**Exercise description**
Omit the images, then output each of the records below exactly.
Excerpted records start
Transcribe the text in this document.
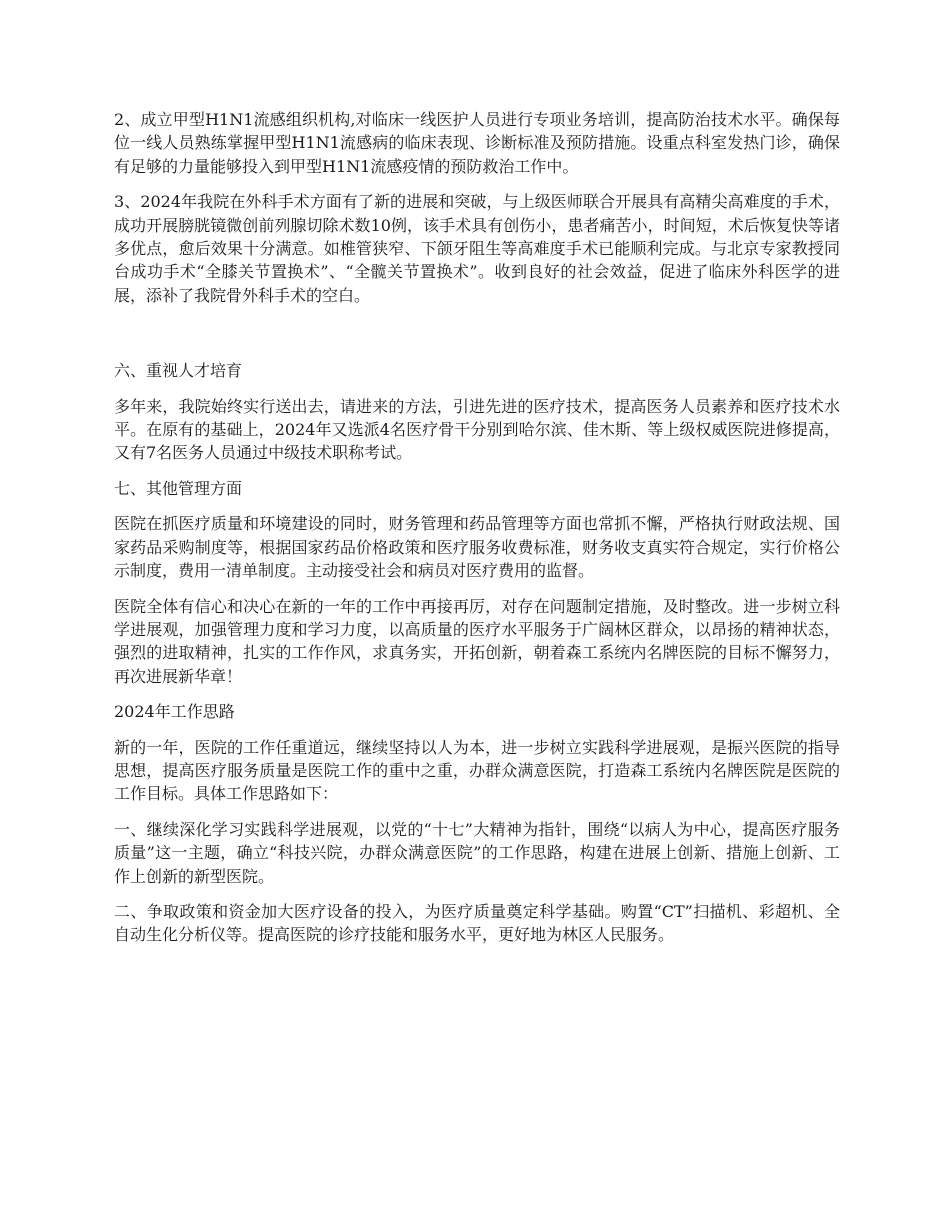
2、成立甲型H1N1流感组织机构,对临床一线医护人员进行专项业务培训，提高防治技术水平。确保每位一线人员熟练掌握甲型H1N1流感病的临床表现、诊断标准及预防措施。设重点科室发热门诊，确保有足够的力量能够投入到甲型H1N1流感疫情的预防救治工作中。

3、2024年我院在外科手术方面有了新的进展和突破，与上级医师联合开展具有高精尖高难度的手术，成功开展膀胱镜微创前列腺切除术数10例，该手术具有创伤小，患者痛苦小，时间短，术后恢复快等诸多优点，愈后效果十分满意。如椎管狭窄、下颌牙阻生等高难度手术已能顺利完成。与北京专家教授同台成功手术“全膝关节置换术”、“全髋关节置换术”。收到良好的社会效益，促进了临床外科医学的进展，添补了我院骨外科手术的空白。

六、重视人才培育

多年来，我院始终实行送出去，请进来的方法，引进先进的医疗技术，提高医务人员素养和医疗技术水平。在原有的基础上，2024年又选派4名医疗骨干分别到哈尔滨、佳木斯、等上级权威医院进修提高，又有7名医务人员通过中级技术职称考试。

七、其他管理方面

医院在抓医疗质量和环境建设的同时，财务管理和药品管理等方面也常抓不懈，严格执行财政法规、国家药品采购制度等，根据国家药品价格政策和医疗服务收费标准，财务收支真实符合规定，实行价格公示制度，费用一清单制度。主动接受社会和病员对医疗费用的监督。

医院全体有信心和决心在新的一年的工作中再接再厉，对存在问题制定措施，及时整改。进一步树立科学进展观，加强管理力度和学习力度，以高质量的医疗水平服务于广阔林区群众，以昂扬的精神状态，强烈的进取精神，扎实的工作作风，求真务实，开拓创新，朝着森工系统内名牌医院的目标不懈努力，再次进展新华章！

2024年工作思路

新的一年，医院的工作任重道远，继续坚持以人为本，进一步树立实践科学进展观，是振兴医院的指导思想，提高医疗服务质量是医院工作的重中之重，办群众满意医院，打造森工系统内名牌医院是医院的工作目标。具体工作思路如下：

一、继续深化学习实践科学进展观，以党的“十七”大精神为指针，围绕“以病人为中心，提高医疗服务质量”这一主题，确立“科技兴院，办群众满意医院”的工作思路，构建在进展上创新、措施上创新、工作上创新的新型医院。

二、争取政策和资金加大医疗设备的投入，为医疗质量奠定科学基础。购置“CT”扫描机、彩超机、全自动生化分析仪等。提高医院的诊疗技能和服务水平，更好地为林区人民服务。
Excerpted records end
**Solution to the problem**
Transcribe the text in this document.
2、成立甲型H1N1流感组织机构,对临床一线医护人员进行专项业务培训，提高防治技术水平。确保每位一线人员熟练掌握甲型H1N1流感病的临床表现、诊断标准及预防措施。设重点科室发热门诊，确保有足够的力量能够投入到甲型H1N1流感疫情的预防救治工作中。

3、2024年我院在外科手术方面有了新的进展和突破，与上级医师联合开展具有高精尖高难度的手术，成功开展膀胱镜微创前列腺切除术数10例，该手术具有创伤小，患者痛苦小，时间短，术后恢复快等诸多优点，愈后效果十分满意。如椎管狭窄、下颌牙阻生等高难度手术已能顺利完成。与北京专家教授同台成功手术“全膝关节置换术”、“全髋关节置换术”。收到良好的社会效益，促进了临床外科医学的进展，添补了我院骨外科手术的空白。

六、重视人才培育

多年来，我院始终实行送出去，请进来的方法，引进先进的医疗技术，提高医务人员素养和医疗技术水平。在原有的基础上，2024年又选派4名医疗骨干分别到哈尔滨、佳木斯、等上级权威医院进修提高，又有7名医务人员通过中级技术职称考试。

七、其他管理方面

医院在抓医疗质量和环境建设的同时，财务管理和药品管理等方面也常抓不懈，严格执行财政法规、国家药品采购制度等，根据国家药品价格政策和医疗服务收费标准，财务收支真实符合规定，实行价格公示制度，费用一清单制度。主动接受社会和病员对医疗费用的监督。

医院全体有信心和决心在新的一年的工作中再接再厉，对存在问题制定措施，及时整改。进一步树立科学进展观，加强管理力度和学习力度，以高质量的医疗水平服务于广阔林区群众，以昂扬的精神状态，强烈的进取精神，扎实的工作作风，求真务实，开拓创新，朝着森工系统内名牌医院的目标不懈努力，再次进展新华章！

2024年工作思路

新的一年，医院的工作任重道远，继续坚持以人为本，进一步树立实践科学进展观，是振兴医院的指导思想，提高医疗服务质量是医院工作的重中之重，办群众满意医院，打造森工系统内名牌医院是医院的工作目标。具体工作思路如下：

一、继续深化学习实践科学进展观，以党的“十七”大精神为指针，围绕“以病人为中心，提高医疗服务质量”这一主题，确立“科技兴院，办群众满意医院”的工作思路，构建在进展上创新、措施上创新、工作上创新的新型医院。

二、争取政策和资金加大医疗设备的投入，为医疗质量奠定科学基础。购置“CT”扫描机、彩超机、全自动生化分析仪等。提高医院的诊疗技能和服务水平，更好地为林区人民服务。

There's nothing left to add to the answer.